**Aim**
Which lines contain the word "Gradle"? Return each of them as written.

(Stored records)
-.-.-

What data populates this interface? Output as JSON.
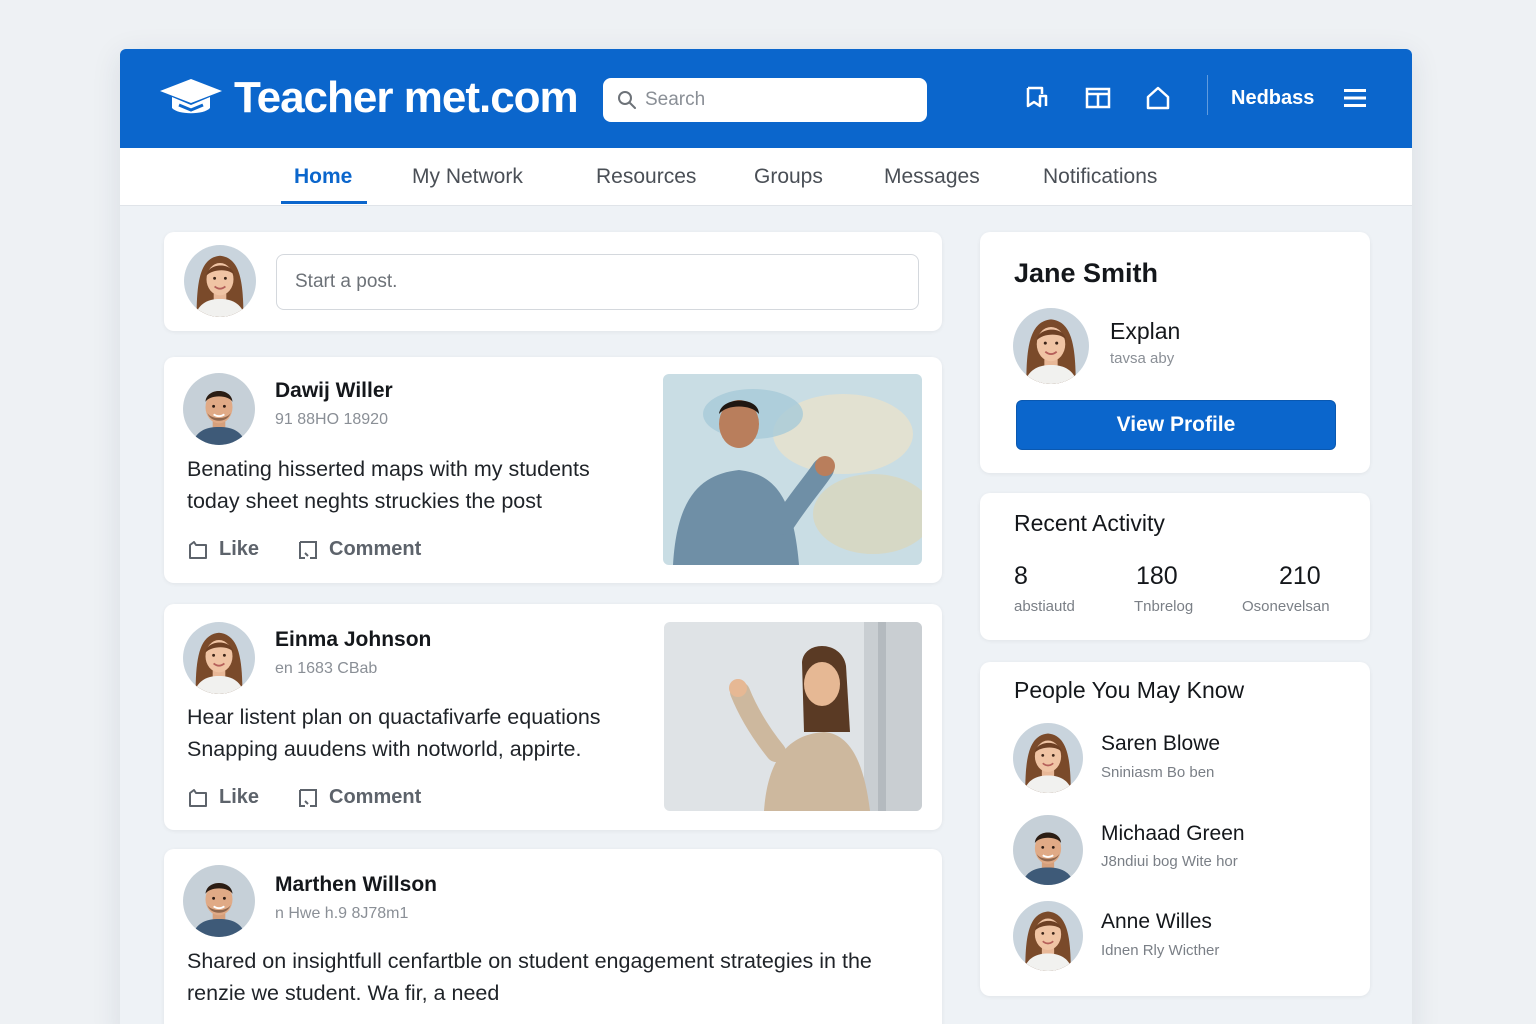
{
  "brand": {
    "name": "Teacher met.com",
    "primary_color": "#0b66cc"
  },
  "header": {
    "search_placeholder": "Search",
    "username": "Nedbass",
    "icons": [
      "bookmark-icon",
      "layout-icon",
      "home-icon",
      "menu-icon"
    ]
  },
  "nav": {
    "tabs": [
      {
        "label": "Home",
        "active": true
      },
      {
        "label": "My Network"
      },
      {
        "label": "Resources"
      },
      {
        "label": "Groups"
      },
      {
        "label": "Messages"
      },
      {
        "label": "Notifications"
      }
    ]
  },
  "composer": {
    "placeholder": "Start a post."
  },
  "feed": {
    "like_label": "Like",
    "comment_label": "Comment",
    "posts": [
      {
        "author": "Dawij Willer",
        "meta": "91 88HO 18920",
        "text": "Benating hisserted maps with my students today sheet neghts struckies the post"
      },
      {
        "author": "Einma Johnson",
        "meta": "en 1683 CBab",
        "text": "Hear listent plan on quactafivarfe equations Snapping auudens with notworld, appirte."
      },
      {
        "author": "Marthen Willson",
        "meta": "n Hwe h.9 8J78m1",
        "text": "Shared on insightfull cenfartble on student engagement strategies in the renzie we student. Wa fir, a need"
      }
    ]
  },
  "profile": {
    "name": "Jane Smith",
    "role": "Explan",
    "sub": "tavsa aby",
    "button": "View Profile"
  },
  "activity": {
    "title": "Recent Activity",
    "stats": [
      {
        "value": "8",
        "label": "abstiautd"
      },
      {
        "value": "180",
        "label": "Tnbrelog"
      },
      {
        "value": "210",
        "label": "Osonevelsan"
      }
    ]
  },
  "people": {
    "title": "People You May Know",
    "items": [
      {
        "name": "Saren Blowe",
        "meta": "Sniniasm Bo ben"
      },
      {
        "name": "Michaad Green",
        "meta": "J8ndiui bog   Wite hor"
      },
      {
        "name": "Anne Willes",
        "meta": "Idnen Rly   Wicther"
      }
    ]
  }
}
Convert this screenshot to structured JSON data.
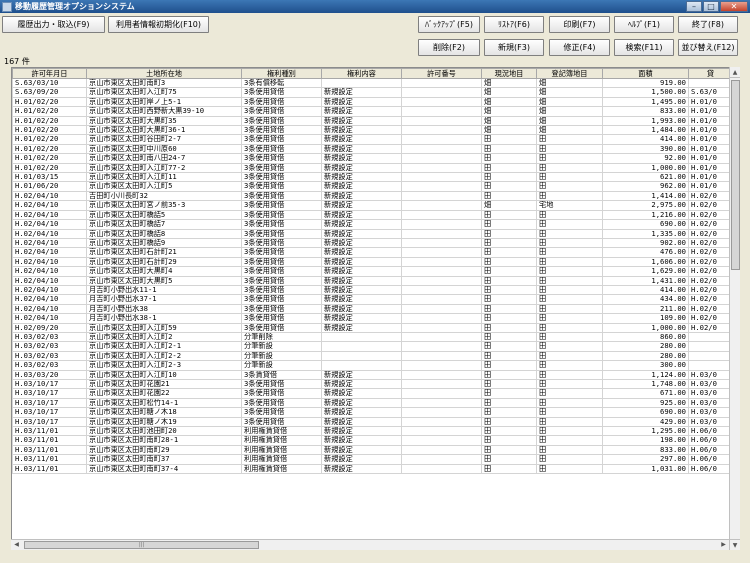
{
  "window": {
    "title": "移動履歴管理オプションシステム",
    "minimize": "–",
    "maximize": "□",
    "close": "✕"
  },
  "toolbar": {
    "history_output": "履歴出力・取込(F9)",
    "init_user": "利用者情報初期化(F10)",
    "backup": "ﾊﾞｯｸｱｯﾌﾟ(F5)",
    "restore": "ﾘｽﾄｱ(F6)",
    "print": "印刷(F7)",
    "help": "ﾍﾙﾌﾟ(F1)",
    "exit": "終了(F8)",
    "delete": "削除(F2)",
    "new": "新規(F3)",
    "edit": "修正(F4)",
    "search": "検索(F11)",
    "sort": "並び替え(F12)"
  },
  "record_count": "167 件",
  "columns": [
    "許可年月日",
    "土地所在地",
    "権利種別",
    "権利内容",
    "許可番号",
    "現況地目",
    "登記簿地目",
    "面積",
    "貸"
  ],
  "rows": [
    [
      "S.63/03/10",
      "京山市東区太田町南町3",
      "3条有償移転",
      "",
      "",
      "畑",
      "畑",
      "919.00",
      ""
    ],
    [
      "S.63/09/20",
      "京山市東区太田町入江町75",
      "3条使用貸借",
      "新規設定",
      "",
      "畑",
      "畑",
      "1,500.00",
      "S.63/0"
    ],
    [
      "H.01/02/20",
      "京山市東区太田町岸ノ上5-1",
      "3条使用貸借",
      "新規設定",
      "",
      "畑",
      "畑",
      "1,495.00",
      "H.01/0"
    ],
    [
      "H.01/02/20",
      "京山市東区太田町西野新大黒39-10",
      "3条使用貸借",
      "新規設定",
      "",
      "畑",
      "畑",
      "833.00",
      "H.01/0"
    ],
    [
      "H.01/02/20",
      "京山市東区太田町大黒町35",
      "3条使用貸借",
      "新規設定",
      "",
      "畑",
      "畑",
      "1,993.00",
      "H.01/0"
    ],
    [
      "H.01/02/20",
      "京山市東区太田町大黒町36-1",
      "3条使用貸借",
      "新規設定",
      "",
      "畑",
      "畑",
      "1,484.00",
      "H.01/0"
    ],
    [
      "H.01/02/20",
      "京山市東区太田町谷田町2-7",
      "3条使用貸借",
      "新規設定",
      "",
      "田",
      "田",
      "414.00",
      "H.01/0"
    ],
    [
      "H.01/02/20",
      "京山市東区太田町中川原60",
      "3条使用貸借",
      "新規設定",
      "",
      "田",
      "田",
      "390.00",
      "H.01/0"
    ],
    [
      "H.01/02/20",
      "京山市東区太田町南八田24-7",
      "3条使用貸借",
      "新規設定",
      "",
      "田",
      "田",
      "92.00",
      "H.01/0"
    ],
    [
      "H.01/02/20",
      "京山市東区太田町入江町77-2",
      "3条使用貸借",
      "新規設定",
      "",
      "田",
      "田",
      "1,000.00",
      "H.01/0"
    ],
    [
      "H.01/03/15",
      "京山市東区太田町入江町11",
      "3条使用貸借",
      "新規設定",
      "",
      "田",
      "田",
      "621.00",
      "H.01/0"
    ],
    [
      "H.01/06/20",
      "京山市東区太田町入江町5",
      "3条使用貸借",
      "新規設定",
      "",
      "田",
      "田",
      "962.00",
      "H.01/0"
    ],
    [
      "H.02/04/10",
      "吉田町小川長町32",
      "3条使用貸借",
      "新規設定",
      "",
      "田",
      "田",
      "1,414.00",
      "H.02/0"
    ],
    [
      "H.02/04/10",
      "京山市東区太田町宮ノ前35-3",
      "3条使用貸借",
      "新規設定",
      "",
      "畑",
      "宅地",
      "2,975.00",
      "H.02/0"
    ],
    [
      "H.02/04/10",
      "京山市東区太田町橋詰5",
      "3条使用貸借",
      "新規設定",
      "",
      "田",
      "田",
      "1,216.00",
      "H.02/0"
    ],
    [
      "H.02/04/10",
      "京山市東区太田町橋詰7",
      "3条使用貸借",
      "新規設定",
      "",
      "田",
      "田",
      "690.00",
      "H.02/0"
    ],
    [
      "H.02/04/10",
      "京山市東区太田町橋詰8",
      "3条使用貸借",
      "新規設定",
      "",
      "田",
      "田",
      "1,335.00",
      "H.02/0"
    ],
    [
      "H.02/04/10",
      "京山市東区太田町橋詰9",
      "3条使用貸借",
      "新規設定",
      "",
      "田",
      "田",
      "902.00",
      "H.02/0"
    ],
    [
      "H.02/04/10",
      "京山市東区太田町石計町21",
      "3条使用貸借",
      "新規設定",
      "",
      "田",
      "田",
      "476.00",
      "H.02/0"
    ],
    [
      "H.02/04/10",
      "京山市東区太田町石計町29",
      "3条使用貸借",
      "新規設定",
      "",
      "田",
      "田",
      "1,606.00",
      "H.02/0"
    ],
    [
      "H.02/04/10",
      "京山市東区太田町大黒町4",
      "3条使用貸借",
      "新規設定",
      "",
      "田",
      "田",
      "1,629.00",
      "H.02/0"
    ],
    [
      "H.02/04/10",
      "京山市東区太田町大黒町5",
      "3条使用貸借",
      "新規設定",
      "",
      "田",
      "田",
      "1,431.00",
      "H.02/0"
    ],
    [
      "H.02/04/10",
      "月吉町小野出水11-1",
      "3条使用貸借",
      "新規設定",
      "",
      "田",
      "田",
      "414.00",
      "H.02/0"
    ],
    [
      "H.02/04/10",
      "月吉町小野出水37-1",
      "3条使用貸借",
      "新規設定",
      "",
      "田",
      "田",
      "434.00",
      "H.02/0"
    ],
    [
      "H.02/04/10",
      "月吉町小野出水38",
      "3条使用貸借",
      "新規設定",
      "",
      "田",
      "田",
      "211.00",
      "H.02/0"
    ],
    [
      "H.02/04/10",
      "月吉町小野出水38-1",
      "3条使用貸借",
      "新規設定",
      "",
      "田",
      "田",
      "109.00",
      "H.02/0"
    ],
    [
      "H.02/09/20",
      "京山市東区太田町入江町59",
      "3条使用貸借",
      "新規設定",
      "",
      "田",
      "田",
      "1,000.00",
      "H.02/0"
    ],
    [
      "H.03/02/03",
      "京山市東区太田町入江町2",
      "分筆削除",
      "",
      "",
      "田",
      "田",
      "860.00",
      ""
    ],
    [
      "H.03/02/03",
      "京山市東区太田町入江町2-1",
      "分筆新設",
      "",
      "",
      "田",
      "田",
      "280.00",
      ""
    ],
    [
      "H.03/02/03",
      "京山市東区太田町入江町2-2",
      "分筆新設",
      "",
      "",
      "田",
      "田",
      "280.00",
      ""
    ],
    [
      "H.03/02/03",
      "京山市東区太田町入江町2-3",
      "分筆新設",
      "",
      "",
      "田",
      "田",
      "300.00",
      ""
    ],
    [
      "H.03/03/20",
      "京山市東区太田町入江町10",
      "3条賃貸借",
      "新規設定",
      "",
      "田",
      "田",
      "1,124.00",
      "H.03/0"
    ],
    [
      "H.03/10/17",
      "京山市東区太田町花園21",
      "3条使用貸借",
      "新規設定",
      "",
      "田",
      "田",
      "1,748.00",
      "H.03/0"
    ],
    [
      "H.03/10/17",
      "京山市東区太田町花園22",
      "3条使用貸借",
      "新規設定",
      "",
      "田",
      "田",
      "671.00",
      "H.03/0"
    ],
    [
      "H.03/10/17",
      "京山市東区太田町松竹14-1",
      "3条使用貸借",
      "新規設定",
      "",
      "田",
      "田",
      "925.00",
      "H.03/0"
    ],
    [
      "H.03/10/17",
      "京山市東区太田町糖ノ木18",
      "3条使用貸借",
      "新規設定",
      "",
      "田",
      "田",
      "690.00",
      "H.03/0"
    ],
    [
      "H.03/10/17",
      "京山市東区太田町糖ノ木19",
      "3条使用貸借",
      "新規設定",
      "",
      "田",
      "田",
      "429.00",
      "H.03/0"
    ],
    [
      "H.03/11/01",
      "京山市東区太田町池田町20",
      "利用権賃貸借",
      "新規設定",
      "",
      "田",
      "田",
      "1,295.00",
      "H.06/0"
    ],
    [
      "H.03/11/01",
      "京山市東区太田町南町28-1",
      "利用権賃貸借",
      "新規設定",
      "",
      "田",
      "田",
      "198.00",
      "H.06/0"
    ],
    [
      "H.03/11/01",
      "京山市東区太田町南町29",
      "利用権賃貸借",
      "新規設定",
      "",
      "田",
      "田",
      "833.00",
      "H.06/0"
    ],
    [
      "H.03/11/01",
      "京山市東区太田町南町37",
      "利用権賃貸借",
      "新規設定",
      "",
      "田",
      "田",
      "297.00",
      "H.06/0"
    ],
    [
      "H.03/11/01",
      "京山市東区太田町南町37-4",
      "利用権賃貸借",
      "新規設定",
      "",
      "田",
      "田",
      "1,031.00",
      "H.06/0"
    ]
  ]
}
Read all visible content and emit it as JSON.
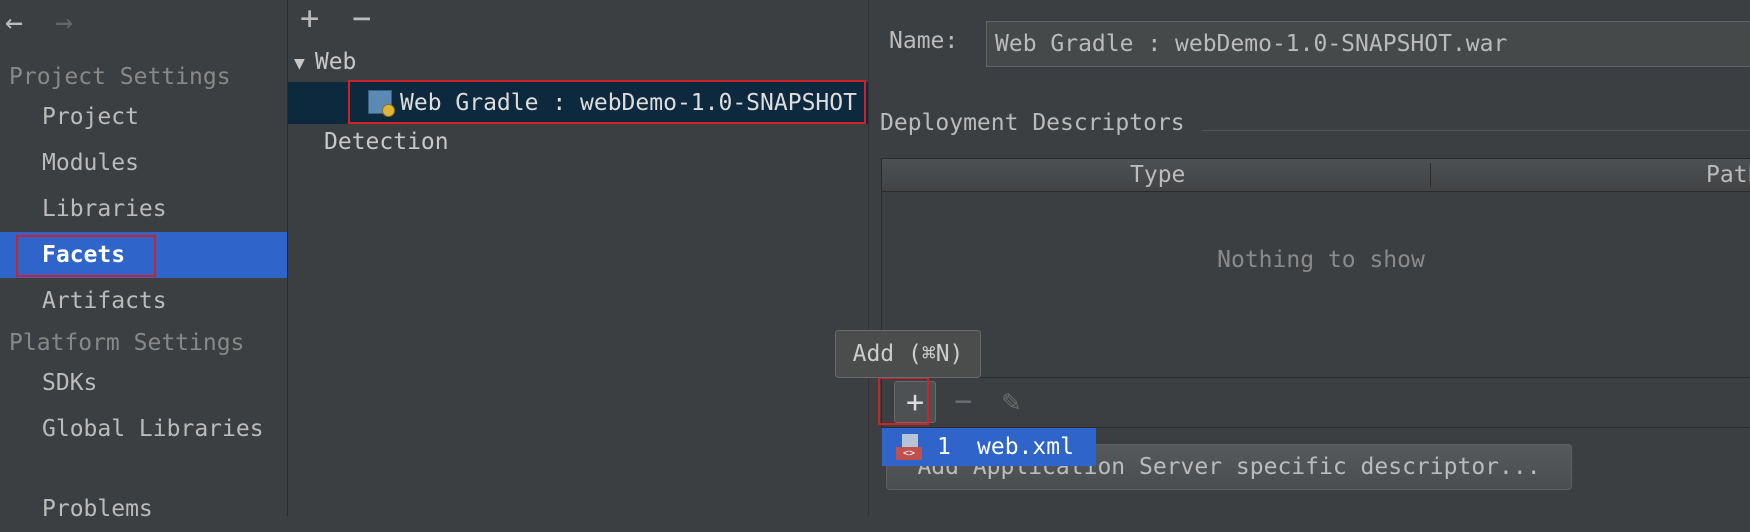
{
  "sidebar": {
    "back": "←",
    "forward": "→",
    "project_settings": "Project Settings",
    "platform_settings": "Platform Settings",
    "items_project": [
      "Project",
      "Modules",
      "Libraries",
      "Facets",
      "Artifacts"
    ],
    "items_platform": [
      "SDKs",
      "Global Libraries"
    ],
    "problems": "Problems",
    "selected": "Facets"
  },
  "tree": {
    "add": "+",
    "remove": "−",
    "web_node": "Web",
    "web_arrow": "▼",
    "facet_node": "Web Gradle : webDemo-1.0-SNAPSHOT",
    "detection": "Detection"
  },
  "detail": {
    "name_label": "Name:",
    "name_value": "Web Gradle : webDemo-1.0-SNAPSHOT.war",
    "group_title": "Deployment Descriptors",
    "columns": [
      "Type",
      "Path"
    ],
    "empty_text": "Nothing to show",
    "add_icon": "+",
    "remove_icon": "−",
    "edit_icon": "✎",
    "server_button": "Add Application Server specific descriptor..."
  },
  "tooltip": {
    "text": "Add (⌘N)"
  },
  "popup": {
    "number": "1",
    "label": "web.xml"
  },
  "colors": {
    "background": "#3c3f41",
    "selection": "#2f65ca",
    "tree_selection": "#0d293e",
    "highlight": "#d0202a"
  }
}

-.-.-

**Response**
    "facet_node": "Web Gradle : webDemo-1.0-SNAPSHOT",
    "name_value": "Web Gradle : webDemo-1.0-SNAPSHOT.war",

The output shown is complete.